> Provided records
##########

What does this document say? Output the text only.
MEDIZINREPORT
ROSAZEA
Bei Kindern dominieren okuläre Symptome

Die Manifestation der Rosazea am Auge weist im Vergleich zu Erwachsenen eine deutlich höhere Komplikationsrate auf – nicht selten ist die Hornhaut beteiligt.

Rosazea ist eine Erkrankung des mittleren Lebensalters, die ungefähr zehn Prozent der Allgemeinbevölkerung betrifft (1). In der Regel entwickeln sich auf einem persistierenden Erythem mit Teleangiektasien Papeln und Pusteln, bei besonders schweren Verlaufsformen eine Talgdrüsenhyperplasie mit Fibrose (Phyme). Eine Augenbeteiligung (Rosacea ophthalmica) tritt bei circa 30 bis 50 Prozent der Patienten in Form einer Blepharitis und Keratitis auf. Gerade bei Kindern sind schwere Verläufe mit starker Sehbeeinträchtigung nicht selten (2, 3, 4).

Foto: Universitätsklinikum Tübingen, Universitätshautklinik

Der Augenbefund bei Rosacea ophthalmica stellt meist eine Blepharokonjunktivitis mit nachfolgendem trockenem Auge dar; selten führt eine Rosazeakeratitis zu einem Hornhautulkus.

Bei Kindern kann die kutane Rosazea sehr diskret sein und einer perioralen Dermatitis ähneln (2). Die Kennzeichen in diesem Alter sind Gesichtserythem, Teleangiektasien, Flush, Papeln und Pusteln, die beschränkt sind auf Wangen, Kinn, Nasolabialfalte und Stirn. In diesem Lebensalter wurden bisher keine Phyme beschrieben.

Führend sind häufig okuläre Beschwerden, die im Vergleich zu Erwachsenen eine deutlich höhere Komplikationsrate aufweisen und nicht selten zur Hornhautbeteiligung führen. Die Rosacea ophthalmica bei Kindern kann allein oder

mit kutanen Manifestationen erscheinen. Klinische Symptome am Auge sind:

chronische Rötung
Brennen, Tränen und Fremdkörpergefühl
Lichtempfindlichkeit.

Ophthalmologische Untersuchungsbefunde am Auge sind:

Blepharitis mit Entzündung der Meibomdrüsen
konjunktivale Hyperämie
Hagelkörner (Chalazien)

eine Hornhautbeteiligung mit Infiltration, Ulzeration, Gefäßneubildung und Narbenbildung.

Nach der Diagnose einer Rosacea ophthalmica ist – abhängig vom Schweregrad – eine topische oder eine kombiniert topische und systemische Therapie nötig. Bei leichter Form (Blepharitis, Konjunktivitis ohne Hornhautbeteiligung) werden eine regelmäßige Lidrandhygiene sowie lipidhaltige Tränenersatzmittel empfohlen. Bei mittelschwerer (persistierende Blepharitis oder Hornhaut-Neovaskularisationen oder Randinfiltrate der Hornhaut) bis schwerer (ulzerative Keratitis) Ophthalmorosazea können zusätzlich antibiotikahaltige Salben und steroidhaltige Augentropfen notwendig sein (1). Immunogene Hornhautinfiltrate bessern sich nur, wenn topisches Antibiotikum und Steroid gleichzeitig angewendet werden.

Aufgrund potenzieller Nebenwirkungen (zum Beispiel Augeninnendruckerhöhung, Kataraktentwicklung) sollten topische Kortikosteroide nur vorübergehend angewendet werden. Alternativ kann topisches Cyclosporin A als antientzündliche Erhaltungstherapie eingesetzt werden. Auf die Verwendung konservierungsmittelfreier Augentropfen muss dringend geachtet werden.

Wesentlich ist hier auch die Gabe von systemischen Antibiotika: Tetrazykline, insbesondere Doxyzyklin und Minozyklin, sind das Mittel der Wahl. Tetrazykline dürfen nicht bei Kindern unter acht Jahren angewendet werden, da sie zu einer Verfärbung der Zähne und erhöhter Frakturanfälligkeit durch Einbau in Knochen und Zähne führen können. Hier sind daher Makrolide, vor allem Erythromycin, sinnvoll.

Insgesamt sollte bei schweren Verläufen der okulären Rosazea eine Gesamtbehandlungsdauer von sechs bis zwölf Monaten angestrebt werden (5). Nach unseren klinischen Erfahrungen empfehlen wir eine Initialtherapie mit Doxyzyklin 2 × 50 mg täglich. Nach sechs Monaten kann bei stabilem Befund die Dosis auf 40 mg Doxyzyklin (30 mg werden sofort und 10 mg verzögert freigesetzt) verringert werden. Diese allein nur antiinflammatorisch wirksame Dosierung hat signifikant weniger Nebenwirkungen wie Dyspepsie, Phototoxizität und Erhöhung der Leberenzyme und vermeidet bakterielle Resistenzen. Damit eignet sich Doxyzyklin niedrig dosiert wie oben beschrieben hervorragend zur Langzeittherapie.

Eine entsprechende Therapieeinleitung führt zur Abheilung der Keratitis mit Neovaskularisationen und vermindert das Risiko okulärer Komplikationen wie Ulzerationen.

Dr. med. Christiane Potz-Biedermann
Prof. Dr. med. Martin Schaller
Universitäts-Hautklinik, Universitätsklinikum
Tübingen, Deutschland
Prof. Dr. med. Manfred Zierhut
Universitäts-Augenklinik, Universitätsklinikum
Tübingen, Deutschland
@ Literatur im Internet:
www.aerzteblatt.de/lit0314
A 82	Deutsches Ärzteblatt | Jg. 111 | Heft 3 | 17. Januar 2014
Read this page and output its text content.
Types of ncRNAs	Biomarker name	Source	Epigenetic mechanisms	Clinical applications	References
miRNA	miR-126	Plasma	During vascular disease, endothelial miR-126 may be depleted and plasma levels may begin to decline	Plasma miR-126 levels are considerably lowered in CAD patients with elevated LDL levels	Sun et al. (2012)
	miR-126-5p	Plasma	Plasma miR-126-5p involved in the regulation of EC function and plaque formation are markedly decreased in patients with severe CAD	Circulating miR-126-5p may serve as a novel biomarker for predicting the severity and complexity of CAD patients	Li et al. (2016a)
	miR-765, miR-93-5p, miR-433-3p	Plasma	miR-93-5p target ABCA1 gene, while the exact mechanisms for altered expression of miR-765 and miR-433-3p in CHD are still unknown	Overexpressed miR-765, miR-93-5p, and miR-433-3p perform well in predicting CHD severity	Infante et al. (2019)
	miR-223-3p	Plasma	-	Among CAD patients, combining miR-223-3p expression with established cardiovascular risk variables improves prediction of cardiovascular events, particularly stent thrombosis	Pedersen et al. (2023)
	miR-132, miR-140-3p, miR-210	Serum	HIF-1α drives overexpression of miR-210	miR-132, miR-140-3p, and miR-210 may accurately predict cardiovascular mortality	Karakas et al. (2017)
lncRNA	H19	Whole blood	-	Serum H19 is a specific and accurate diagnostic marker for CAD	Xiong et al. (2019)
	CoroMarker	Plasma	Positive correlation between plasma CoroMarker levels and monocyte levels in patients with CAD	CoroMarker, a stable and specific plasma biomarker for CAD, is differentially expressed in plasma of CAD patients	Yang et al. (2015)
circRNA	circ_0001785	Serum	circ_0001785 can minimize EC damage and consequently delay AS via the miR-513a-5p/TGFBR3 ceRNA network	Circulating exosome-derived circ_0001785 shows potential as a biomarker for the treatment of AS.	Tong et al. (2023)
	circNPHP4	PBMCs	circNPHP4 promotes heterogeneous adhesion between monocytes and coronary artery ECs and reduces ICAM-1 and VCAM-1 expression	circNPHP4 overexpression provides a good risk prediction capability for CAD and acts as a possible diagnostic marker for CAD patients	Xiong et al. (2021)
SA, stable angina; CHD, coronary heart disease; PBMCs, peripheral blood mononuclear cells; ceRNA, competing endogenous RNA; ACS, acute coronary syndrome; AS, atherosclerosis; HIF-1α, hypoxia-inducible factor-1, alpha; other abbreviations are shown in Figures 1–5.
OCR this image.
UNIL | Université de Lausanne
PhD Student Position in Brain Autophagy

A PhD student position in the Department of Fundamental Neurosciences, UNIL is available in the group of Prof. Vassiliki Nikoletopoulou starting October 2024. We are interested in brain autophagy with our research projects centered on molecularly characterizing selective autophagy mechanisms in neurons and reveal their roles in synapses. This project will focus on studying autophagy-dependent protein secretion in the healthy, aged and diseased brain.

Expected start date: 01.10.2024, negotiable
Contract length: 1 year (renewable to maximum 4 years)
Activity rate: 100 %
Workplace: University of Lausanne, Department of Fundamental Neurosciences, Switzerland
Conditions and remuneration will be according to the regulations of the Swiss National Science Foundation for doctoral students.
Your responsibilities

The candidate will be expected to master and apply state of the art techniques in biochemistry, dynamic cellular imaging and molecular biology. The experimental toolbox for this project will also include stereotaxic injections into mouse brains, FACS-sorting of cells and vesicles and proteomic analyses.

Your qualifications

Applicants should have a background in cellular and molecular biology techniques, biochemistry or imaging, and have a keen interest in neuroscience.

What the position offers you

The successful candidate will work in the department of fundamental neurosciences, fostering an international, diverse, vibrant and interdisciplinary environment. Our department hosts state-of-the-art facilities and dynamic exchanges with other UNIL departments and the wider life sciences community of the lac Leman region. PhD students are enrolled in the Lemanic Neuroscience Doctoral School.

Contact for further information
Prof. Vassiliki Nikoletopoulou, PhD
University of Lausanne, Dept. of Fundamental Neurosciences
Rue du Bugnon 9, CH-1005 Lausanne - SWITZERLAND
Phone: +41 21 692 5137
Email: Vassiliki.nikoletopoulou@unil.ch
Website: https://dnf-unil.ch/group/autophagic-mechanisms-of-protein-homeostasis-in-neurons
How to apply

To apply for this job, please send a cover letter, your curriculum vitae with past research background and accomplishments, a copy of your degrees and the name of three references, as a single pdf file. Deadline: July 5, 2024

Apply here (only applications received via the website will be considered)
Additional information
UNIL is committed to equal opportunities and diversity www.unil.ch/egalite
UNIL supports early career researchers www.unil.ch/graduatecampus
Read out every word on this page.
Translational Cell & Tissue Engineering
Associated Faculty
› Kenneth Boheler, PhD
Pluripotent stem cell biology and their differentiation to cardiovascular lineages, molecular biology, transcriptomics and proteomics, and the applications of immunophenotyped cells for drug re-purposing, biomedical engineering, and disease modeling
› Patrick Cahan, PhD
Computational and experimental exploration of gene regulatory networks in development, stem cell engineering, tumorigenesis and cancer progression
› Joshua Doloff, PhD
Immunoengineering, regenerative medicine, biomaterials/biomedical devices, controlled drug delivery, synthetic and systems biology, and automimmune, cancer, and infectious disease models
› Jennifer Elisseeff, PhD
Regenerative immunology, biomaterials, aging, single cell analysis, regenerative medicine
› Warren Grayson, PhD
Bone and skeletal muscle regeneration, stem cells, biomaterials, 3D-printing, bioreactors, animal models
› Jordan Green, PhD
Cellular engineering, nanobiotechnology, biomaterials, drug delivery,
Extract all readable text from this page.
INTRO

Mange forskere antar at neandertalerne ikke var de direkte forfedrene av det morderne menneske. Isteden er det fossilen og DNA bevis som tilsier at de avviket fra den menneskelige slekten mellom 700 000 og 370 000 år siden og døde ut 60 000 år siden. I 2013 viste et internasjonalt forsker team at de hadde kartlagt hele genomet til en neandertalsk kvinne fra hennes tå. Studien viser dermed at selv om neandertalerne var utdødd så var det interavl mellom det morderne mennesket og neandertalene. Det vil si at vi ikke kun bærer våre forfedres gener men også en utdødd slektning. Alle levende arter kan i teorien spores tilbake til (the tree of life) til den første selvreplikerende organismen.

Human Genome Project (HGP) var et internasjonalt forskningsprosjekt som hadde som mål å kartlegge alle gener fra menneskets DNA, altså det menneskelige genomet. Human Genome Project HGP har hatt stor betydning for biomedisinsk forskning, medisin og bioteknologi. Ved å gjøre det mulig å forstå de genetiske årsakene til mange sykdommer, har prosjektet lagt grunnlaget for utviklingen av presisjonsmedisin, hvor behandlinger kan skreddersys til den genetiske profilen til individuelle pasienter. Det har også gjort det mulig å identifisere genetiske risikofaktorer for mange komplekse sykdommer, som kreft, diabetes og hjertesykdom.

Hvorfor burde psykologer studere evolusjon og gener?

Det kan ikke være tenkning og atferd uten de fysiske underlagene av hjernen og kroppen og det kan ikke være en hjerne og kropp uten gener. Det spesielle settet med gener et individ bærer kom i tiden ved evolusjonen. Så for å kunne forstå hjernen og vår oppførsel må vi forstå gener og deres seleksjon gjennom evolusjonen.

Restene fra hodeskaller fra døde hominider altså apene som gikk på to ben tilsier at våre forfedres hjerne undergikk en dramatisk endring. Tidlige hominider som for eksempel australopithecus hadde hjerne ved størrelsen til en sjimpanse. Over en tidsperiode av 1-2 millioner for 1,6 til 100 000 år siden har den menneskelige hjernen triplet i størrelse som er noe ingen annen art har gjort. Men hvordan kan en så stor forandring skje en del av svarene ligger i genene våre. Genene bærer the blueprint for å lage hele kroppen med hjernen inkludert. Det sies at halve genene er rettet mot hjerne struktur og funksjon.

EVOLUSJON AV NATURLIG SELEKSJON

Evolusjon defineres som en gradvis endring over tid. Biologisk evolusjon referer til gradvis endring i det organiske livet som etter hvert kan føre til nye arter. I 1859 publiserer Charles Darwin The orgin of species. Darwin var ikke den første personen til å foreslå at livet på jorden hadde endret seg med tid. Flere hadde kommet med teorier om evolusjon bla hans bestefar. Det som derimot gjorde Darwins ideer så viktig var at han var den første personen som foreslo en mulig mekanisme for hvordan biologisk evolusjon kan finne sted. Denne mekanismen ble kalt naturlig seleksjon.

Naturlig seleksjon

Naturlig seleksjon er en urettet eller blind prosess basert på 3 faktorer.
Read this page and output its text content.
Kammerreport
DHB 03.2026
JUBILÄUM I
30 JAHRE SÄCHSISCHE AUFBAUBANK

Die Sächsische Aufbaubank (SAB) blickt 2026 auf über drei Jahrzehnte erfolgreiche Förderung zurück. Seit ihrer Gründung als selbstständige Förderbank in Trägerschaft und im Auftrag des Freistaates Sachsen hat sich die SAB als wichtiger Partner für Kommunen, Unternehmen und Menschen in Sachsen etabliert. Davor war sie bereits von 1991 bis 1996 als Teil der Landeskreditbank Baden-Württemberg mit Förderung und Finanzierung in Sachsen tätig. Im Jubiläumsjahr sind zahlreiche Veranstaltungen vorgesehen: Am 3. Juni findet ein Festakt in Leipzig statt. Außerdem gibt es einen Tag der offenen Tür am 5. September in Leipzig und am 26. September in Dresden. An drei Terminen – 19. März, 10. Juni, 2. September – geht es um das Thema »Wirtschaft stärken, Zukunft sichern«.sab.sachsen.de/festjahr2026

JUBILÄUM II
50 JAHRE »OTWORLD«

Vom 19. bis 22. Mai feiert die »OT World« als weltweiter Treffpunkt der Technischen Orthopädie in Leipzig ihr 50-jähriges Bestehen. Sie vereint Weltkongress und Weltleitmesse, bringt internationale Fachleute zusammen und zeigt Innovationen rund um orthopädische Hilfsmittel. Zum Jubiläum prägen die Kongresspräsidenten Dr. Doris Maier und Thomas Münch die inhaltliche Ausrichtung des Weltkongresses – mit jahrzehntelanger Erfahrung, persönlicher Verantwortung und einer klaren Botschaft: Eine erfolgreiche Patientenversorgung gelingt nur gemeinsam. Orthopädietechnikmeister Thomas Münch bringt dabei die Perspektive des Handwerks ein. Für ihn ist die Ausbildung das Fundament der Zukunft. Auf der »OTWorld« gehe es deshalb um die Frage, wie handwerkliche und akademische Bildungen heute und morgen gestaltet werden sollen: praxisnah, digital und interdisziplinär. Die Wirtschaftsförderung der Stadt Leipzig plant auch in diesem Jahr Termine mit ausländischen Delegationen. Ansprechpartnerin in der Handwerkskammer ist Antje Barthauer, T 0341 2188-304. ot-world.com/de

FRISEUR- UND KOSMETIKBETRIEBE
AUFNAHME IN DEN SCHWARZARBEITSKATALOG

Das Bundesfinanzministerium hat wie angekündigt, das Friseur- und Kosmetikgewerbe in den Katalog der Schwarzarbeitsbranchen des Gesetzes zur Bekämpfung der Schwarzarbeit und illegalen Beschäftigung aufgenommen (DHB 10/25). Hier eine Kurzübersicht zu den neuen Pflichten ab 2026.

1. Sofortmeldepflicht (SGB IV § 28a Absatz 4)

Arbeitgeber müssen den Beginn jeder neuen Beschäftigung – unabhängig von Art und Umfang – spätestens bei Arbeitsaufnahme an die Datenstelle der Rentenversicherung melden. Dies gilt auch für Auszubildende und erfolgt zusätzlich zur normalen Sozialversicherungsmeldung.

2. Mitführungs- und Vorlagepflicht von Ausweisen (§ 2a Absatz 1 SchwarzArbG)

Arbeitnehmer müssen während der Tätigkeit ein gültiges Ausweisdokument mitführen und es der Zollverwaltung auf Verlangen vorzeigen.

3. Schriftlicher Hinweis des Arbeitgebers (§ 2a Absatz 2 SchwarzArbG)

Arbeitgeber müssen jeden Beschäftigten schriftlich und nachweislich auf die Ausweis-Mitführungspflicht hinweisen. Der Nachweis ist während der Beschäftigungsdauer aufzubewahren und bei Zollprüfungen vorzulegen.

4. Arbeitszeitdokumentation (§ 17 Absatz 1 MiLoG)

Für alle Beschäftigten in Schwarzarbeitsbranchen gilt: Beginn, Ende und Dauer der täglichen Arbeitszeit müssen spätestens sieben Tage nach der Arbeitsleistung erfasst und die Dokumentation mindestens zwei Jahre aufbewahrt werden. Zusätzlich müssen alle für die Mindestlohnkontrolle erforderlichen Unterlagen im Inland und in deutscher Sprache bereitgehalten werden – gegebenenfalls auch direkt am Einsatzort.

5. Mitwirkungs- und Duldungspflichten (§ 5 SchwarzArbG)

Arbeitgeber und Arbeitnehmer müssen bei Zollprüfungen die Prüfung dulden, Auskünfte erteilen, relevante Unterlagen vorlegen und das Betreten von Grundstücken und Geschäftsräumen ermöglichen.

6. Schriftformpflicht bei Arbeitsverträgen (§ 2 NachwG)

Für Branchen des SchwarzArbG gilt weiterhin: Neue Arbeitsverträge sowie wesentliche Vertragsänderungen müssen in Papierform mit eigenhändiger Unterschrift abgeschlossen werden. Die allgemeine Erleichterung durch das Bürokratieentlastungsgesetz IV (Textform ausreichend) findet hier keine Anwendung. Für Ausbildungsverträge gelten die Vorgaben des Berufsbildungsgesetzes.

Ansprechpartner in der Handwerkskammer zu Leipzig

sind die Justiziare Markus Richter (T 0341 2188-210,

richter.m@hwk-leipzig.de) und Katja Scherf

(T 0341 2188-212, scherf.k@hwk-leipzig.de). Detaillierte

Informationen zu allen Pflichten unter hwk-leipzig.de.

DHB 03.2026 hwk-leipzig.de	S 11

##########

> Problem
If a line of the records includes the string "between", copy it out.

> Exercise output
	CoroMarker	Plasma	Positive correlation between plasma CoroMarker levels and monocyte levels in patients with CAD	CoroMarker, a stable and specific plasma biomarker for CAD, is differentially expressed in plasma of CAD patients	Yang et al. (2015)
	circNPHP4	PBMCs	circNPHP4 promotes heterogeneous adhesion between monocytes and coronary artery ECs and reduces ICAM-1 and VCAM-1 expression	circNPHP4 overexpression provides a good risk prediction capability for CAD and acts as a possible diagnostic marker for CAD patients	Xiong et al. (2021)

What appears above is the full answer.